[Data items]
(begin)
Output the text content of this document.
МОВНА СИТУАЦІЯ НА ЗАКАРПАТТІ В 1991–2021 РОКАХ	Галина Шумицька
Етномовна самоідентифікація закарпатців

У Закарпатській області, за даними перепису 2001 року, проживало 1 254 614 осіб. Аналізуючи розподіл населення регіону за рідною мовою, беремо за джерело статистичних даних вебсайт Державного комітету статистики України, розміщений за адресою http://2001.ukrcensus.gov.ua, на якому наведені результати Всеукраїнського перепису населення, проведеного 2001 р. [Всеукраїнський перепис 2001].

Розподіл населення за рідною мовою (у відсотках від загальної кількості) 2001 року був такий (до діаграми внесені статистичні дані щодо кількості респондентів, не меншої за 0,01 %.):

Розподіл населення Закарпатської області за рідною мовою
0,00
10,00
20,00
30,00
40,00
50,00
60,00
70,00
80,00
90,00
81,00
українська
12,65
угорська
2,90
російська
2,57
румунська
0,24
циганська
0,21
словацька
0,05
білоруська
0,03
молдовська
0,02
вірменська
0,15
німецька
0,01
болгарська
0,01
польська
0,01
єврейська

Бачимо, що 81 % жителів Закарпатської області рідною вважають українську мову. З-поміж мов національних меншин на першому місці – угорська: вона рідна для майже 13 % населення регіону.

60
(end)
§ GIVEN TASK: Looking at the records above, work out how many lines include the word "угорська", then give that number by itself.

§ EXERCISE RESPONSE: 2